───── Entries provided ─────

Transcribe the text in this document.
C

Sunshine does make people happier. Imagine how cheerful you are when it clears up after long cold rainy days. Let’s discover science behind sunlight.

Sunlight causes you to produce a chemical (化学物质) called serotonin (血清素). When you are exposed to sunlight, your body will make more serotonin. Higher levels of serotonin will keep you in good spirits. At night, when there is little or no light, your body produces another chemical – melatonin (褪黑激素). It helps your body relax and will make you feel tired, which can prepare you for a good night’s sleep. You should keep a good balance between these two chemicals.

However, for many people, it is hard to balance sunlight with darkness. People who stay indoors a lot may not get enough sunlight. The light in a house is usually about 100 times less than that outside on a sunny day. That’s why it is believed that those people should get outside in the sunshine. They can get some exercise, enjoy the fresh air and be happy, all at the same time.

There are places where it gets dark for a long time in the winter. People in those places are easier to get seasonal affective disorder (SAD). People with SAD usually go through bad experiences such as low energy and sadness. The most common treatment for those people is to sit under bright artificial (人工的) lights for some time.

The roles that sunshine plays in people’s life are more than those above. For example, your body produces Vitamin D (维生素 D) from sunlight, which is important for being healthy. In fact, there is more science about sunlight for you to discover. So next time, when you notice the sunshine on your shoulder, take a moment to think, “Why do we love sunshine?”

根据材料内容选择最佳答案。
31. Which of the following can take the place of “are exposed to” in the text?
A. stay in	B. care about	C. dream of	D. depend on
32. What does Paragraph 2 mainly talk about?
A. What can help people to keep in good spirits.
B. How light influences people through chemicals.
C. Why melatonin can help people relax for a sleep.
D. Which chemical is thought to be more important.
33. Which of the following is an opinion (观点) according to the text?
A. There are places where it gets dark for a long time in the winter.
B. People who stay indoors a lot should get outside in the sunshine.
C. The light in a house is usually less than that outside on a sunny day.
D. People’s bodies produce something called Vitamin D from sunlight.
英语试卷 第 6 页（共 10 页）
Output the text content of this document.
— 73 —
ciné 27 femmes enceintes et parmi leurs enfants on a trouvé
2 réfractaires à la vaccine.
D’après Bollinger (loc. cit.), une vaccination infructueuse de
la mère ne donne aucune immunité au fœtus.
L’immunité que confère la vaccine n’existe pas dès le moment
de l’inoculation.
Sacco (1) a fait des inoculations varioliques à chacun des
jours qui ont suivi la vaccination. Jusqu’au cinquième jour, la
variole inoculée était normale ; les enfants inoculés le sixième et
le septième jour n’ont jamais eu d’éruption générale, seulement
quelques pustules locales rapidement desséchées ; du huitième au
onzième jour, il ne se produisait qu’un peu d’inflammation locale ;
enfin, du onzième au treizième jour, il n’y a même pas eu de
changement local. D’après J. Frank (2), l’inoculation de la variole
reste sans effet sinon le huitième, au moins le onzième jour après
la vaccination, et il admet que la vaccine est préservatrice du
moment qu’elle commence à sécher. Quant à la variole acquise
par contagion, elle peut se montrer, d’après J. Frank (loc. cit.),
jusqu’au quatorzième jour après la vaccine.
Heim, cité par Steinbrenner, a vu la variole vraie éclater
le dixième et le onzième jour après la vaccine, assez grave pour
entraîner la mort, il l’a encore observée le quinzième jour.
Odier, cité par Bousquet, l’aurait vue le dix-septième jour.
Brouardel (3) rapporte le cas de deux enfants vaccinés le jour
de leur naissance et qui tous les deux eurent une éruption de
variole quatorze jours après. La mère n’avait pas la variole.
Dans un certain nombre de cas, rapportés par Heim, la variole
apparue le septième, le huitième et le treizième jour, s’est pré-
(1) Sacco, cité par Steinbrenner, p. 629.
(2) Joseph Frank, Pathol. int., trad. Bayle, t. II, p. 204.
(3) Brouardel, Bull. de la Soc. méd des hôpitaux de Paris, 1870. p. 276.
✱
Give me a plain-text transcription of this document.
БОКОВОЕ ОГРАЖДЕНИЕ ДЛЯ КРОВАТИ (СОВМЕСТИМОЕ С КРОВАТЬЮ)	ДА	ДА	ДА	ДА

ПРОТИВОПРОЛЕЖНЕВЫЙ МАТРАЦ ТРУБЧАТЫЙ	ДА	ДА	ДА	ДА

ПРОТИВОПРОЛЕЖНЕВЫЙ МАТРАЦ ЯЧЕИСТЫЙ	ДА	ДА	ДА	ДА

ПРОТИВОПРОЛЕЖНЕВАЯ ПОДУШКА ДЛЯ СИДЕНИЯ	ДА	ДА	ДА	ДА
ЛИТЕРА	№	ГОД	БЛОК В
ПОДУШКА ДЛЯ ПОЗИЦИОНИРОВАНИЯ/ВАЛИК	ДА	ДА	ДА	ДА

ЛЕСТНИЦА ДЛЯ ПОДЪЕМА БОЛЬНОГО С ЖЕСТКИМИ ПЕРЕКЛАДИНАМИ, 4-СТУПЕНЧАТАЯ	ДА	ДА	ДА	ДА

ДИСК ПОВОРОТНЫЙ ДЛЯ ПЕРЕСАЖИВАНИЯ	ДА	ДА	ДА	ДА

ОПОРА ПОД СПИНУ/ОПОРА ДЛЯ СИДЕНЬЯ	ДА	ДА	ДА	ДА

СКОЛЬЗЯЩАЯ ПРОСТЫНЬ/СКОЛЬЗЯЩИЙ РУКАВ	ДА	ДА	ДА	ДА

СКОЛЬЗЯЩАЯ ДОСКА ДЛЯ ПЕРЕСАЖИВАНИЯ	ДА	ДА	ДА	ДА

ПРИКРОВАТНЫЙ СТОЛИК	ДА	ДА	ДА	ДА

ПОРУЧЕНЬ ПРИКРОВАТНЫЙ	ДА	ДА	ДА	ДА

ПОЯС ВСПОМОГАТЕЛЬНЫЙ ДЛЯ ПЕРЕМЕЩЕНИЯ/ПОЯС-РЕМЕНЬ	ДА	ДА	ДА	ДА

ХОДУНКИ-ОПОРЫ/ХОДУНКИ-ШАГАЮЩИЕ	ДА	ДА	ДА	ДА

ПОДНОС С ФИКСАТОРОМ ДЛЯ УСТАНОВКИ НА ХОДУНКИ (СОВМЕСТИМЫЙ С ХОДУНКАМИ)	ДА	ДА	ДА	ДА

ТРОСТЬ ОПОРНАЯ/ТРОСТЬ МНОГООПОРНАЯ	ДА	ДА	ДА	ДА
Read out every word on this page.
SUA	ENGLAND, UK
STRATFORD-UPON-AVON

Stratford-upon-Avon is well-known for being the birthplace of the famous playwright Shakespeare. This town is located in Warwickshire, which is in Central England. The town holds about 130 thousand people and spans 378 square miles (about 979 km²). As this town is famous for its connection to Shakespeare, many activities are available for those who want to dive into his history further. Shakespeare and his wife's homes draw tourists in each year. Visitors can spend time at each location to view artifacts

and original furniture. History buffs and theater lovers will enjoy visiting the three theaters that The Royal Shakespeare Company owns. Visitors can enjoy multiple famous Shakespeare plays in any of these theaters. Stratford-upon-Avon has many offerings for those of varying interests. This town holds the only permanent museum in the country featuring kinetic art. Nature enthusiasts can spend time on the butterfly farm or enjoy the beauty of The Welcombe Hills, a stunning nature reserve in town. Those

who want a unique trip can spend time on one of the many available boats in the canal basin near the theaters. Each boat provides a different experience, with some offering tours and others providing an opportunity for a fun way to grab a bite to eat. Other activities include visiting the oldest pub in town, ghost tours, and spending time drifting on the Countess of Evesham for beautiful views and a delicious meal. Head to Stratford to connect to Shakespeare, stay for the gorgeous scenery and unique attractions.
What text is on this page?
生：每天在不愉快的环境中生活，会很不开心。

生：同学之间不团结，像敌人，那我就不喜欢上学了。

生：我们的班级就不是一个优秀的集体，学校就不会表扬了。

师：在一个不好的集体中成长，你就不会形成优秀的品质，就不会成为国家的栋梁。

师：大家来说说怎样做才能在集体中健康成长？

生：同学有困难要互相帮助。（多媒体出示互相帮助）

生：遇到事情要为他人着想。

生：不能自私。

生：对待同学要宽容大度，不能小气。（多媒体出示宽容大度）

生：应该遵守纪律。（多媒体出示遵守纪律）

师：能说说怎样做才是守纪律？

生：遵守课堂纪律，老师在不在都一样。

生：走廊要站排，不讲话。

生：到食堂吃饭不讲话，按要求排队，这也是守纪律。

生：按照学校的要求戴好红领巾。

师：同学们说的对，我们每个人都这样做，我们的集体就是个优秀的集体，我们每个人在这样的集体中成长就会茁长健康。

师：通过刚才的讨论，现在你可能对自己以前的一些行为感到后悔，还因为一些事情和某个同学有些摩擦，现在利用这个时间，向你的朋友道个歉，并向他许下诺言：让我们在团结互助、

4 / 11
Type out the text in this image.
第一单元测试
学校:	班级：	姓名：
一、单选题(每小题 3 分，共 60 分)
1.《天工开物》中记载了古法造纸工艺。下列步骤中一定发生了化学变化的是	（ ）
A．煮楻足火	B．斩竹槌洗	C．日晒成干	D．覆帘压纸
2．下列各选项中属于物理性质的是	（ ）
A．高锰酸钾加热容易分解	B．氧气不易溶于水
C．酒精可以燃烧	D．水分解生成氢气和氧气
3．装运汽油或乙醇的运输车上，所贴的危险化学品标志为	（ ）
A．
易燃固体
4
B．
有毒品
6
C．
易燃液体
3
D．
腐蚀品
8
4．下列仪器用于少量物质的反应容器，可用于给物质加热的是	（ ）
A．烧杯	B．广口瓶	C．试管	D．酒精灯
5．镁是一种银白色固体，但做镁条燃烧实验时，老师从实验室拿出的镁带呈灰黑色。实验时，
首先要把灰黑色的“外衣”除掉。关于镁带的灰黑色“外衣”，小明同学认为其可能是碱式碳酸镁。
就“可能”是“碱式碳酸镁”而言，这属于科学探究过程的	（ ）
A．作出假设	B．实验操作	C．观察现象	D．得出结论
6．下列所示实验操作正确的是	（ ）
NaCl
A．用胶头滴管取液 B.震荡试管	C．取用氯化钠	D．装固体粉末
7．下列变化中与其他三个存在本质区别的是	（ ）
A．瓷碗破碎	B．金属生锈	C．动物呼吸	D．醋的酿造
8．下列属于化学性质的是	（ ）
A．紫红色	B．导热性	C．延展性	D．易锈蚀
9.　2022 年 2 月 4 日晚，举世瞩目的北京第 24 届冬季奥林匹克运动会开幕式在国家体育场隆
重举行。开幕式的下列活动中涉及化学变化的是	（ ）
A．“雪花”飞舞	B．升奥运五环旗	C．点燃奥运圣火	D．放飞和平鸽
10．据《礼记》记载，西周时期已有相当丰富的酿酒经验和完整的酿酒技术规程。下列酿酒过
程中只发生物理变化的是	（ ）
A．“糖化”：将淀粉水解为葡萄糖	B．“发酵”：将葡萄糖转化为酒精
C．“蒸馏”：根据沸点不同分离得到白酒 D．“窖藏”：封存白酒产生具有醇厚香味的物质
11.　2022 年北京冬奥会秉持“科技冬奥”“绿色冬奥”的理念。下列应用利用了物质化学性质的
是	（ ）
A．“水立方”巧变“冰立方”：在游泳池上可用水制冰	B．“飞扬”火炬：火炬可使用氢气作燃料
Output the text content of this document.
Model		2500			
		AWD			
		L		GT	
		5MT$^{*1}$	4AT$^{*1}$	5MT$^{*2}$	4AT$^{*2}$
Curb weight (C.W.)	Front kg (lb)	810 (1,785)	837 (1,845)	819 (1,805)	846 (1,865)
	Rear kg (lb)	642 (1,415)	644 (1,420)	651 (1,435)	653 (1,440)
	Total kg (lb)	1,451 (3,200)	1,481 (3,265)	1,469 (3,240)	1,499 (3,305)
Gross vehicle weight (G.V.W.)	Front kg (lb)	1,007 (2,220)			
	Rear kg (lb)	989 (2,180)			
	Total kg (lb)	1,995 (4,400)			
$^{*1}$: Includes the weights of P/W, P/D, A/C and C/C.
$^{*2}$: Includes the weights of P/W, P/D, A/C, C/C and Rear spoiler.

─────

» Exercise details
Return each line with "Steinbrenner".

» Final result
Heim, cité par Steinbrenner, a vu la variole vraie éclater
(1) Sacco, cité par Steinbrenner, p. 629.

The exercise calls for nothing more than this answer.